→ Exercise:
Starting at the line that contains "Serialize everything readable", copy each line through the end of the listing below. Include both ends and output nothing more.

──────── Task input ────────

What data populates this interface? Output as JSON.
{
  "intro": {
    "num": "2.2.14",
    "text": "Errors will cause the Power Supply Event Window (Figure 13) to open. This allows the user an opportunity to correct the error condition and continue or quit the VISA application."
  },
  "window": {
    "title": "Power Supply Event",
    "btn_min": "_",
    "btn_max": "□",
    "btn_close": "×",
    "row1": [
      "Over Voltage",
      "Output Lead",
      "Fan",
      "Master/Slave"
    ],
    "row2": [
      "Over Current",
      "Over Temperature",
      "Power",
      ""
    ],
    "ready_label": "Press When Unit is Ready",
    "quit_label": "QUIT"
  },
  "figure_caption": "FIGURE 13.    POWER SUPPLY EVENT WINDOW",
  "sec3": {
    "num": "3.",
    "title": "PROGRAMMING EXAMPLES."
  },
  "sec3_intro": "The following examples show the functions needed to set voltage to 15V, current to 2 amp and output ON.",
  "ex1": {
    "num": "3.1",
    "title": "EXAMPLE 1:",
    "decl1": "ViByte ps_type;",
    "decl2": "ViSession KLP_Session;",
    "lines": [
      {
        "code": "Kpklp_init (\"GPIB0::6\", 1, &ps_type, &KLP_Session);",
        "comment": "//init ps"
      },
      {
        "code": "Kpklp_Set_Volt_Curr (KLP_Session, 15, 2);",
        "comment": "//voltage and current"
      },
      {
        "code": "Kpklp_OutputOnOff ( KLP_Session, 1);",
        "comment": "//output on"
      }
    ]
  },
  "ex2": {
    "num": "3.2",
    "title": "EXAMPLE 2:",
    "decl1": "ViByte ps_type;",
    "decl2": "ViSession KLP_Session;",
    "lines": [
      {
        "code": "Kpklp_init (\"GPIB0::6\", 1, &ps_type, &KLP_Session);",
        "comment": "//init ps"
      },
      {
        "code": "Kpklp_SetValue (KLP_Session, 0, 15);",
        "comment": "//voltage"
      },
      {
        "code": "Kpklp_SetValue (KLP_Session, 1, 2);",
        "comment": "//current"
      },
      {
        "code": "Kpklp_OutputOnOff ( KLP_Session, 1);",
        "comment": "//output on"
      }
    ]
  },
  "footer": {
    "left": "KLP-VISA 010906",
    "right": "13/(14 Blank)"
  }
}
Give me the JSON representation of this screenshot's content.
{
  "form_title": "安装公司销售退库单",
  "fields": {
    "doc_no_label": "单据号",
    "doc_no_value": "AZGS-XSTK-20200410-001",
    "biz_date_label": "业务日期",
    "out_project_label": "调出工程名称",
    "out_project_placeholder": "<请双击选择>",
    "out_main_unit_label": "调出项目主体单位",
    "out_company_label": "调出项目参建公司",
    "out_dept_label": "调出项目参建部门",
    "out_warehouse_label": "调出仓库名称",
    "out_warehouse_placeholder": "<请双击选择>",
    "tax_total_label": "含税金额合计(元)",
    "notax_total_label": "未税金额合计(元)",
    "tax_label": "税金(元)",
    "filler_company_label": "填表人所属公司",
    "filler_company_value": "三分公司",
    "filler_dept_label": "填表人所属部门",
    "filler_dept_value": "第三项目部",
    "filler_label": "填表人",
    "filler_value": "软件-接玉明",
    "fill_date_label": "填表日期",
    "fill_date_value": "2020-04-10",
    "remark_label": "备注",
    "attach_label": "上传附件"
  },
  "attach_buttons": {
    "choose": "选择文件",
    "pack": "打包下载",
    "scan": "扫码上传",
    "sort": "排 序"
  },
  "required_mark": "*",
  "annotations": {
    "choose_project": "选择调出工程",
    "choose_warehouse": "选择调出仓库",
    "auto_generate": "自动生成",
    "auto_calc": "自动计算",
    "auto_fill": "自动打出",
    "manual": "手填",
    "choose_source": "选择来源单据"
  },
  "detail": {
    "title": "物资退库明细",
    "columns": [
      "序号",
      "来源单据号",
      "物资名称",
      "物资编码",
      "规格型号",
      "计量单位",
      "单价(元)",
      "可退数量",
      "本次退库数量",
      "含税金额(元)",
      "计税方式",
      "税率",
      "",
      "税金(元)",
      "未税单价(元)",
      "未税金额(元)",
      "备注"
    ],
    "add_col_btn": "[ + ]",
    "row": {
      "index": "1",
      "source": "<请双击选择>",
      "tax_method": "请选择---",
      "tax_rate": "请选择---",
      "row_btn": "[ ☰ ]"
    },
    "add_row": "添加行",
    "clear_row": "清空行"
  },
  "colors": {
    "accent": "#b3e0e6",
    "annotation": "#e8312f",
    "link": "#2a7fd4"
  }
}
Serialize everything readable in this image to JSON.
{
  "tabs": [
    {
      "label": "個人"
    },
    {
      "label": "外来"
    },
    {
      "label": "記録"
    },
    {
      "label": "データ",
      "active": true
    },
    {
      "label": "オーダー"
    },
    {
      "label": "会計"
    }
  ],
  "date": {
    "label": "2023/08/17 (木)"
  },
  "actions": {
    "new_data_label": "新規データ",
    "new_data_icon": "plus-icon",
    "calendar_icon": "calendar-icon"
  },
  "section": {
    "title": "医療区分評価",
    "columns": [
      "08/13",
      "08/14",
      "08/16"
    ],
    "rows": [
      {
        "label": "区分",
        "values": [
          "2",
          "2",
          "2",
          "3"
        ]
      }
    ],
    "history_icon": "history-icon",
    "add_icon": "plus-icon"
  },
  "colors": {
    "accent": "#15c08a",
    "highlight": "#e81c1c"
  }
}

────────

→ Solution to this exercise:
Serialize everything readable in this image to JSON.
{
  "tabs": [
    {
      "label": "個人"
    },
    {
      "label": "外来"
    },
    {
      "label": "記録"
    },
    {
      "label": "データ",
      "active": true
    },
    {
      "label": "オーダー"
    },
    {
      "label": "会計"
    }
  ],
  "date": {
    "label": "2023/08/17 (木)"
  },
  "actions": {
    "new_data_label": "新規データ",
    "new_data_icon": "plus-icon",
    "calendar_icon": "calendar-icon"
  },
  "section": {
    "title": "医療区分評価",
    "columns": [
      "08/13",
      "08/14",
      "08/16"
    ],
    "rows": [
      {
        "label": "区分",
        "values": [
          "2",
          "2",
          "2",
          "3"
        ]
      }
    ],
    "history_icon": "history-icon",
    "add_icon": "plus-icon"
  },
  "colors": {
    "accent": "#15c08a",
    "highlight": "#e81c1c"
  }
}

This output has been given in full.